**PROVIDED PASSAGE**
____
The Challenge

3789 followers

How can we strengthen the Internet for free expression and innovation? read the brief

Entry

Global Internet Monitoring Project

The internet's potential as a medium for innovation and self-expression is hampered by increasingly invasive surveillance and censorship practices, which stifle the freedom of expression and the empowerment of marginalized voices worldwide. The incidental, anecdotal reporting on these practices is insufficient to provide policy makers, researchers and the general public with a comprehensive perspective on the scope and reach of these practices. Our goal is to provide a monitoring platform that delivers structured, up-to-date information that reflects the reality of internet censorship and surveillance, using open software, an ethical data governance framework, and peer reviewed methodologies.
1. Who are the users or target customers of your project, and what have you learned from them so far?

Our audience is very broad, but can be split into three categories: 1) researchers and data analysts, 2) programmers and developers, and 3) journalists, policy makers and the general public. The boundaries that delineate these categories roughly correspond to the level of granularity of the datasets to be consumed. 

Researchers, analysts: raw data.

The raw, unfiltered data is most likely to be useful for individuals and groups working in research. They could have very specific criteria requirements such as the need to analyze a precise network event, coming from a set of countries within given time intervals. Conversely, the raw data should also allow for original experiments pertinent to a respective researcher's field. For example, social scientists might attempt correlating data from the Global Internet Monitoring Project with sentiment analysis results from prior research.  Chokepoint Project and the Tor Project will be releasing the raw data generated as it becomes available in a bulk format. We will use this input to feed Application Programming Interfaces (APIs) described below.

Programmers, developers: structured data, APIs.

Programmers, developers and other groups building tools requiring structured data make up the second targeted users group. APIs are abstraction layers meant to remove most of the processing required to generate meaningful data for a given use case. This data will be predictable in its format, periodically updated, clearly organized and documented according to specifications made public. Typical use cases for this level of data granularity would be a resource endpoint providing data about blocked website domains in a country or a list of backends that appear to manipulate headers sent from our probes. Chokepoint and Tor will be leveraging the raw data gathered to create simple APIs for potential data consumers.

General public, journalists, policy makers : data applications. 

By creating compelling visualizations, condensed reports and rich diagrams from API data, one can communicate a strong message. These tools are popular among journalists looking for effective ways to contextualize facts. Policy makers can make more informed decisions if they are presented with solid data in accessible form. The general public should also have access to these tools and be able to contribute by creating their own easily. Chokepoint and Tor will lead by example by creating sample application that demonstrate the use of our produced structured data.
An important lesson we have learned from our target groups is the importance of involvement at each stage of the data publication process, providing useful tools along the way. It it also quite common to observe scientists, journalists or researchers produce papers and articles without releasing the raw data alongside it. In this respect, we hope to set an example by exposing our methodology and raw data to public scrutiny in the hopes of providing what could be considered a "best practice" in the field of internet monitoring data analysis.
 
2. What assumptions are you making in what you propose, and how will you test them?
____
**PROMPT 1**
Could you quote the internet monitoring proposal word for word, everything from "3789 followers" down to "peer reviewed methodologies."?
____
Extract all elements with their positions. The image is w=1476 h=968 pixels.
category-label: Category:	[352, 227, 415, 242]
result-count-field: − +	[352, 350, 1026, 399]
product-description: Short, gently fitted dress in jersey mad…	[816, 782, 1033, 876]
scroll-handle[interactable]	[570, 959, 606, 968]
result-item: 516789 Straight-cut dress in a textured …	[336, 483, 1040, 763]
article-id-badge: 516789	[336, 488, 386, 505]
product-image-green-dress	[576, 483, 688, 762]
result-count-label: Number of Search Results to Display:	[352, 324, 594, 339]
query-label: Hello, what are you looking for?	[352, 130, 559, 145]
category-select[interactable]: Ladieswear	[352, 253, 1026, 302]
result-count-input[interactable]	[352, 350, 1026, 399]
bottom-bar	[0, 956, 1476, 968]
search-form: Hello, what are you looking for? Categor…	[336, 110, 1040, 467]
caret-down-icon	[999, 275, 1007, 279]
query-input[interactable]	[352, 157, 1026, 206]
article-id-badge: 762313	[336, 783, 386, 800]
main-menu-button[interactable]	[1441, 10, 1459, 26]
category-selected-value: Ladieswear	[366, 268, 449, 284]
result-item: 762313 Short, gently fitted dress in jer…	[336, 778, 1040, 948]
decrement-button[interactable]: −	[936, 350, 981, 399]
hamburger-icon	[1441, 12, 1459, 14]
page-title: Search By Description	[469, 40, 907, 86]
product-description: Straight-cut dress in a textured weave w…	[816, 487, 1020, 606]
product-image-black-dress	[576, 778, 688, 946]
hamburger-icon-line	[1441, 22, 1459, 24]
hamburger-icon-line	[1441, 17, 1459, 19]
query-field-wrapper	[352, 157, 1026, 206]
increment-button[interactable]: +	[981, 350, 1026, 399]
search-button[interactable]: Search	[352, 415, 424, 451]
____
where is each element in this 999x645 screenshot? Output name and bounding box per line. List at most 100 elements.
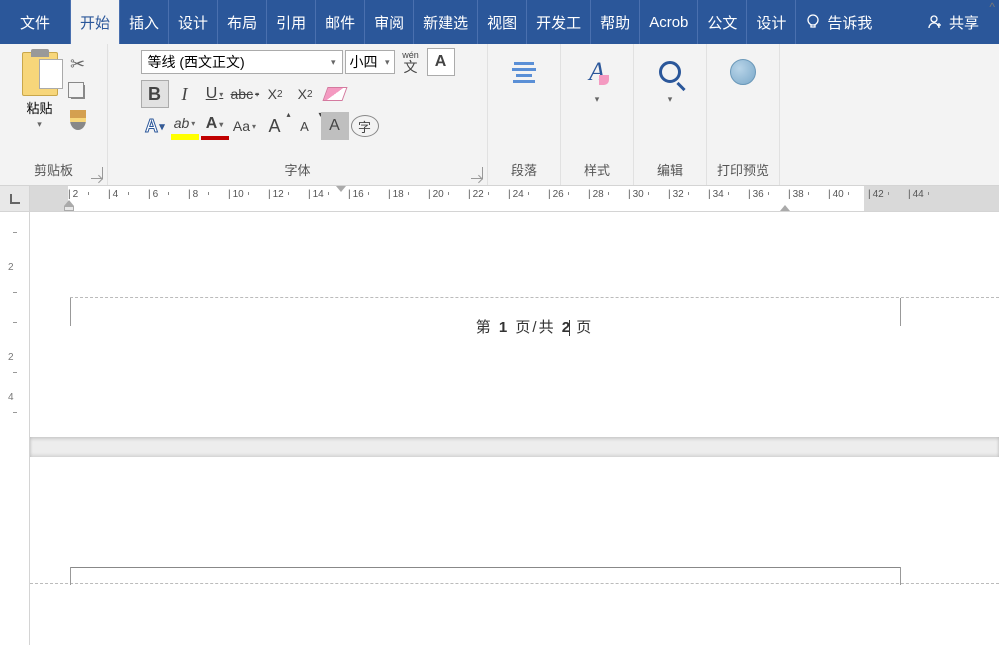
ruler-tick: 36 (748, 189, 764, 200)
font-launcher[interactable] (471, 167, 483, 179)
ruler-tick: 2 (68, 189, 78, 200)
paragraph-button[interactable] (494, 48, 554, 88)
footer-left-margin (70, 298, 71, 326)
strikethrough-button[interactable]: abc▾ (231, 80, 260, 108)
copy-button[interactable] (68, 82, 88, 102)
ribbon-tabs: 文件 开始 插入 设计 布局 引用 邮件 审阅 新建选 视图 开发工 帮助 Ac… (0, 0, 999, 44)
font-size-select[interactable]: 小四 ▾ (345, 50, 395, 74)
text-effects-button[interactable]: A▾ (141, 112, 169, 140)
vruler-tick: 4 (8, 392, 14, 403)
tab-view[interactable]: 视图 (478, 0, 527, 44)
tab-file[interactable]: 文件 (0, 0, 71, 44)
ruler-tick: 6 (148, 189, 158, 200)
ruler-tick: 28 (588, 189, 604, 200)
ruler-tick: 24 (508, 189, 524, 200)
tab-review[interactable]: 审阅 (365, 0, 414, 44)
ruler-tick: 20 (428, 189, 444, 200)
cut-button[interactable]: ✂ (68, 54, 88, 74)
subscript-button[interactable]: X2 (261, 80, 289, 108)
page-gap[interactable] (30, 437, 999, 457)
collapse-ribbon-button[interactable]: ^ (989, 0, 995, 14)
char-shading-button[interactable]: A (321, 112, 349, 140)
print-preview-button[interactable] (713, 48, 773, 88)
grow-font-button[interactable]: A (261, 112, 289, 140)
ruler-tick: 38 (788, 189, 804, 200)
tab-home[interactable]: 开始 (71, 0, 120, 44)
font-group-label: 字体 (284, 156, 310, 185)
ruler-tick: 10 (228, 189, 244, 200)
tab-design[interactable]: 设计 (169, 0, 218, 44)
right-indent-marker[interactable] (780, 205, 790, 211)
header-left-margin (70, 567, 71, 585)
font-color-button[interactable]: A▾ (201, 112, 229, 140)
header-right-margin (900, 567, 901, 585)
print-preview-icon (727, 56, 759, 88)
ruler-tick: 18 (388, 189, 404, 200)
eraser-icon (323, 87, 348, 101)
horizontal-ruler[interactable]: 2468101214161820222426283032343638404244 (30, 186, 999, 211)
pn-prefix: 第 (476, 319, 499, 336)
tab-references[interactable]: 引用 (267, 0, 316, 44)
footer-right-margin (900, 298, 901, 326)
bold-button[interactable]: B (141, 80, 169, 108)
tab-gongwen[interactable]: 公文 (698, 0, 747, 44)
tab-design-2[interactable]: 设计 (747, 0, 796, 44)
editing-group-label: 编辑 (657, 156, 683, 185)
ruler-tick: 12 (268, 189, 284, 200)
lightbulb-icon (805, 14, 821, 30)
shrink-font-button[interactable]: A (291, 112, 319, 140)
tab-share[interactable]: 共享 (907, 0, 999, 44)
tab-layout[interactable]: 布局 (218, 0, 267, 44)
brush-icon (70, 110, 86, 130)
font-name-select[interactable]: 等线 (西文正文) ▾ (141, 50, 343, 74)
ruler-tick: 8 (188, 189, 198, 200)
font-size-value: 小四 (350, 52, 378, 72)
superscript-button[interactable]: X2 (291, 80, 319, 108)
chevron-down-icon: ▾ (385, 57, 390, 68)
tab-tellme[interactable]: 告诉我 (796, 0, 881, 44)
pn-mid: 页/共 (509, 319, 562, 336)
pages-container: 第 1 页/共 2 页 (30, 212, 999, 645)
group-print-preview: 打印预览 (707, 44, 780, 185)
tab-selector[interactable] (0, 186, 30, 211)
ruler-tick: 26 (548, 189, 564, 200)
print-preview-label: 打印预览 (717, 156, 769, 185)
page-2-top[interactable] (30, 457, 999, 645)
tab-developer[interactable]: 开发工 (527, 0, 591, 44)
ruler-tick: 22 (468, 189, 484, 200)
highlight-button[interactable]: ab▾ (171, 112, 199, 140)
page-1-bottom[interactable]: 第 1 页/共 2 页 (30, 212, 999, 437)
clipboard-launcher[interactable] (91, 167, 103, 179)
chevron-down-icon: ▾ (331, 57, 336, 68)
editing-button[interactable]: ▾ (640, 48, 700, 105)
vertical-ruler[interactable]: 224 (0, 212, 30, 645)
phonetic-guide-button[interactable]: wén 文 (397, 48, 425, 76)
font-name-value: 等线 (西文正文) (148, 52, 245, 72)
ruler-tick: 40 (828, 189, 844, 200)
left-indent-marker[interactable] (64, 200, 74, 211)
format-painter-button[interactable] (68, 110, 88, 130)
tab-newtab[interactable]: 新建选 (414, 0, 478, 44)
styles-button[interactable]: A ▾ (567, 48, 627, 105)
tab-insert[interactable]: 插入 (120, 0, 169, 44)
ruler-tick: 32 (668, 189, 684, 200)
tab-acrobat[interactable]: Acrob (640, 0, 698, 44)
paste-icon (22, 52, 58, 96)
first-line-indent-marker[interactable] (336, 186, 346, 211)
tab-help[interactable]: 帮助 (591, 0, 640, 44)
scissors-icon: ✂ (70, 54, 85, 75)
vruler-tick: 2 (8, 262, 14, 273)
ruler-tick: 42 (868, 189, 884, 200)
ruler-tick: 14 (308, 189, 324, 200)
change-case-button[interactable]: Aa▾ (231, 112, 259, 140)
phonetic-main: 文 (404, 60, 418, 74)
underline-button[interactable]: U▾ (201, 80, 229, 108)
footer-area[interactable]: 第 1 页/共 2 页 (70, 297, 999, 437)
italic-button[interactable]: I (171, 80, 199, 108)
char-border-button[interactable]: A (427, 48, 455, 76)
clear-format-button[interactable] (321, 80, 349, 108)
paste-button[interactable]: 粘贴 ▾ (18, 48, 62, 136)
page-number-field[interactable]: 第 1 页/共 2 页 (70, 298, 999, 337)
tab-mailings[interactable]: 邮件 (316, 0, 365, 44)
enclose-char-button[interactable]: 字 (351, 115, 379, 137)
____
**PROMPT 2**
Can you lay out the entries, everything from the one containing "ruler-tick: 36 (748, 189, 764, 200)" down to the one containing "ruler-tick: 6 (148, 189, 158, 200)" with both ends included, as a Markdown table with the columns Row and Entry? Skip blank lines and include only those entries.

**TASK RESULT 1**
3789 followers

How can we strengthen the Internet for free expression and innovation? read the brief

Entry

Global Internet Monitoring Project

The internet's potential as a medium for innovation and self-expression is hampered by increasingly invasive surveillance and censorship practices, which stifle the freedom of expression and the empowerment of marginalized voices worldwide. The incidental, anecdotal reporting on these practices is insufficient to provide policy makers, researchers and the general public with a comprehensive perspective on the scope and reach of these practices. Our goal is to provide a monitoring platform that delivers structured, up-to-date information that reflects the reality of internet censorship and surveillance, using open software, an ethical data governance framework, and peer reviewed methodologies.

**TASK RESULT 2**
| Row | Entry |
|---|---|
| 1 | ruler-tick: 36 (748, 189, 764, 200) |
| 2 | font-launcher[interactable] (471, 167, 483, 179) |
| 3 | ruler-tick: 2 (68, 189, 78, 200) |
| 4 | paragraph-button[interactable] (494, 48, 554, 88) |
| 5 | footer-left-margin (70, 298, 71, 326) |
| 6 | strikethrough-button[interactable]: abc▾ (231, 80, 260, 108) |
| 7 | copy-button[interactable] (68, 82, 88, 102) |
| 8 | ribbon-tabs: 文件 开始 插入 设计 布局 引用 邮件 审阅 新建选 视图 开发工 帮助 Ac… (0, 0, 999, 44) |
| 9 | font-size-select[interactable]: 小四 ▾ (345, 50, 395, 74) |
| 10 | text-effects-button[interactable]: A▾ (141, 112, 169, 140) |
| 11 | vruler-tick: 4 (8, 392, 14, 403) |
| 12 | tab-view[interactable]: 视图 (478, 0, 527, 44) |
| 13 | tab-file[interactable]: 文件 (0, 0, 71, 44) |
| 14 | ruler-tick: 6 (148, 189, 158, 200) |